* [Set exercise] Write out the full set of records exactly. Any pictures in them do not belong in the copy.

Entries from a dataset
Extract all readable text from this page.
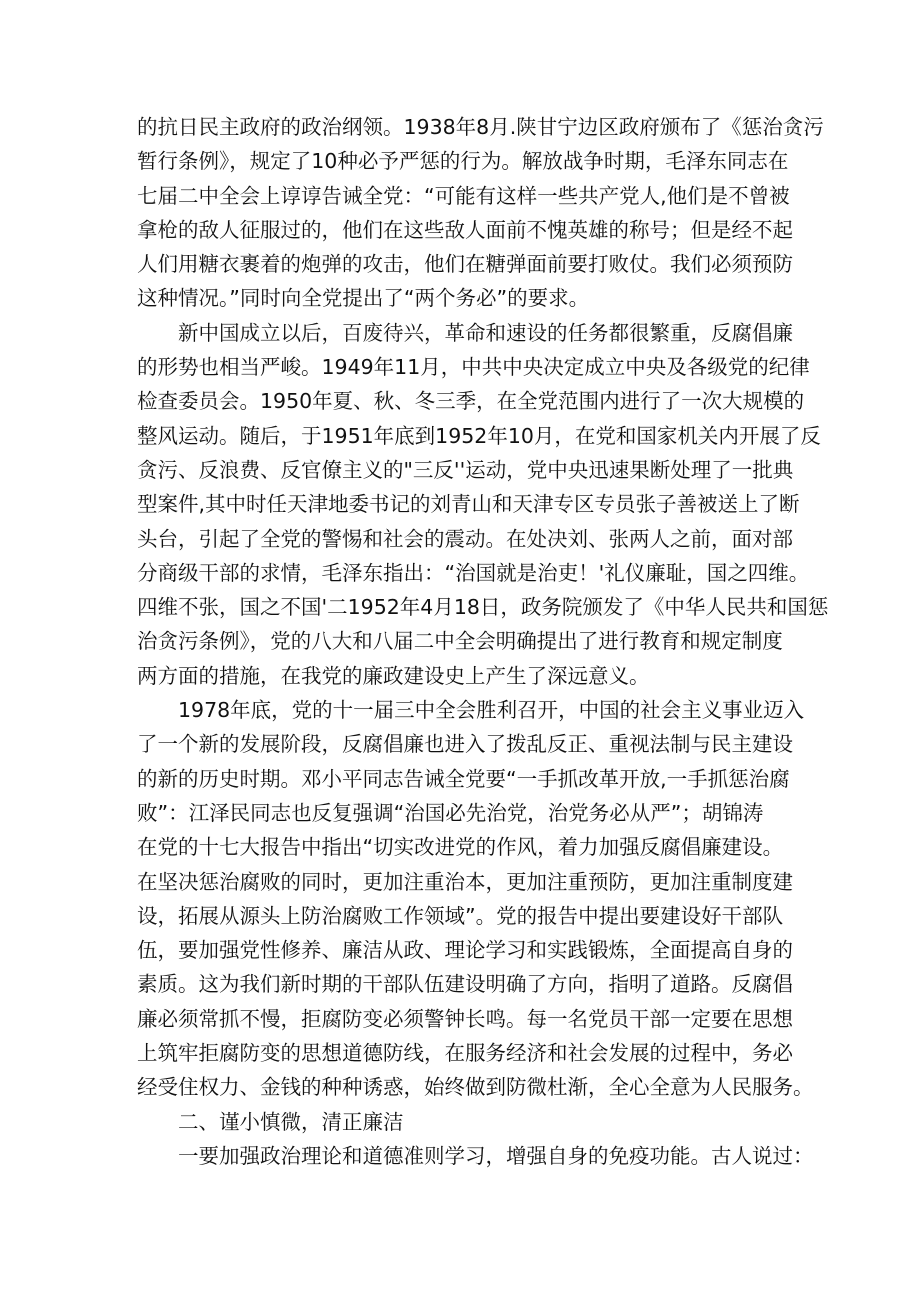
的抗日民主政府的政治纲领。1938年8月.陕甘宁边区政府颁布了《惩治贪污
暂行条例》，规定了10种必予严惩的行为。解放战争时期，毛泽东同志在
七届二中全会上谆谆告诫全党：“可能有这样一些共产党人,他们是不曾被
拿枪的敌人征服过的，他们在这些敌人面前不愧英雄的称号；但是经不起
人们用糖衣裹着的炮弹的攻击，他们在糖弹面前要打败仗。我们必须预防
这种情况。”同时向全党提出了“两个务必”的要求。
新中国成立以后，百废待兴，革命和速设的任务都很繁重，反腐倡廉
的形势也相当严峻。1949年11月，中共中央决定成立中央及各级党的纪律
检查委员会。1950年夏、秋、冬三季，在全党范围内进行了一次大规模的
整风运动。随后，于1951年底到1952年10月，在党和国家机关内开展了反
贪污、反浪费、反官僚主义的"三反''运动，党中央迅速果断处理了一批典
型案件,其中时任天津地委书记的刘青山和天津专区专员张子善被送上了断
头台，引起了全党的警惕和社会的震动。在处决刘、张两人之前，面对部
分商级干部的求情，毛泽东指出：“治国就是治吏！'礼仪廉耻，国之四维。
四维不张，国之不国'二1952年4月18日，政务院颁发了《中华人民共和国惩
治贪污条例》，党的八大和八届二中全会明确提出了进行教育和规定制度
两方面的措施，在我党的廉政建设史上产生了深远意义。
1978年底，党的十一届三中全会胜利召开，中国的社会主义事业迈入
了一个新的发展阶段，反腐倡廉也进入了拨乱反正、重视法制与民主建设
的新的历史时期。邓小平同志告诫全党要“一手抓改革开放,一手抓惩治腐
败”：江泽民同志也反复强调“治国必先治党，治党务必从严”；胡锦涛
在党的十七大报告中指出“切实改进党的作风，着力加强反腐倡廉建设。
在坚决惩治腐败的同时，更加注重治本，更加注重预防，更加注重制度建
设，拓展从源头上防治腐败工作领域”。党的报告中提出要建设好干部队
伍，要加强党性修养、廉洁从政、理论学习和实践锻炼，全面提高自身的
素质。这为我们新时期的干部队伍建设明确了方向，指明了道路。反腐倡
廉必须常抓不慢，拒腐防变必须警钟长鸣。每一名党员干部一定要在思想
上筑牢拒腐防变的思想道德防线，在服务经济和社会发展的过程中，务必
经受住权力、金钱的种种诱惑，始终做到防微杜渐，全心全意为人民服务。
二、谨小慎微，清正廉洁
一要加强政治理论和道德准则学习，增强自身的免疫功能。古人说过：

* [Solution to the problem]
Extract all readable text from this page.
的抗日民主政府的政治纲领。1938年8月.陕甘宁边区政府颁布了《惩治贪污
暂行条例》，规定了10种必予严惩的行为。解放战争时期，毛泽东同志在
七届二中全会上谆谆告诫全党：“可能有这样一些共产党人,他们是不曾被
拿枪的敌人征服过的，他们在这些敌人面前不愧英雄的称号；但是经不起
人们用糖衣裹着的炮弹的攻击，他们在糖弹面前要打败仗。我们必须预防
这种情况。”同时向全党提出了“两个务必”的要求。
新中国成立以后，百废待兴，革命和速设的任务都很繁重，反腐倡廉
的形势也相当严峻。1949年11月，中共中央决定成立中央及各级党的纪律
检查委员会。1950年夏、秋、冬三季，在全党范围内进行了一次大规模的
整风运动。随后，于1951年底到1952年10月，在党和国家机关内开展了反
贪污、反浪费、反官僚主义的"三反''运动，党中央迅速果断处理了一批典
型案件,其中时任天津地委书记的刘青山和天津专区专员张子善被送上了断
头台，引起了全党的警惕和社会的震动。在处决刘、张两人之前，面对部
分商级干部的求情，毛泽东指出：“治国就是治吏！'礼仪廉耻，国之四维。
四维不张，国之不国'二1952年4月18日，政务院颁发了《中华人民共和国惩
治贪污条例》，党的八大和八届二中全会明确提出了进行教育和规定制度
两方面的措施，在我党的廉政建设史上产生了深远意义。
1978年底，党的十一届三中全会胜利召开，中国的社会主义事业迈入
了一个新的发展阶段，反腐倡廉也进入了拨乱反正、重视法制与民主建设
的新的历史时期。邓小平同志告诫全党要“一手抓改革开放,一手抓惩治腐
败”：江泽民同志也反复强调“治国必先治党，治党务必从严”；胡锦涛
在党的十七大报告中指出“切实改进党的作风，着力加强反腐倡廉建设。
在坚决惩治腐败的同时，更加注重治本，更加注重预防，更加注重制度建
设，拓展从源头上防治腐败工作领域”。党的报告中提出要建设好干部队
伍，要加强党性修养、廉洁从政、理论学习和实践锻炼，全面提高自身的
素质。这为我们新时期的干部队伍建设明确了方向，指明了道路。反腐倡
廉必须常抓不慢，拒腐防变必须警钟长鸣。每一名党员干部一定要在思想
上筑牢拒腐防变的思想道德防线，在服务经济和社会发展的过程中，务必
经受住权力、金钱的种种诱惑，始终做到防微杜渐，全心全意为人民服务。
二、谨小慎微，清正廉洁
一要加强政治理论和道德准则学习，增强自身的免疫功能。古人说过：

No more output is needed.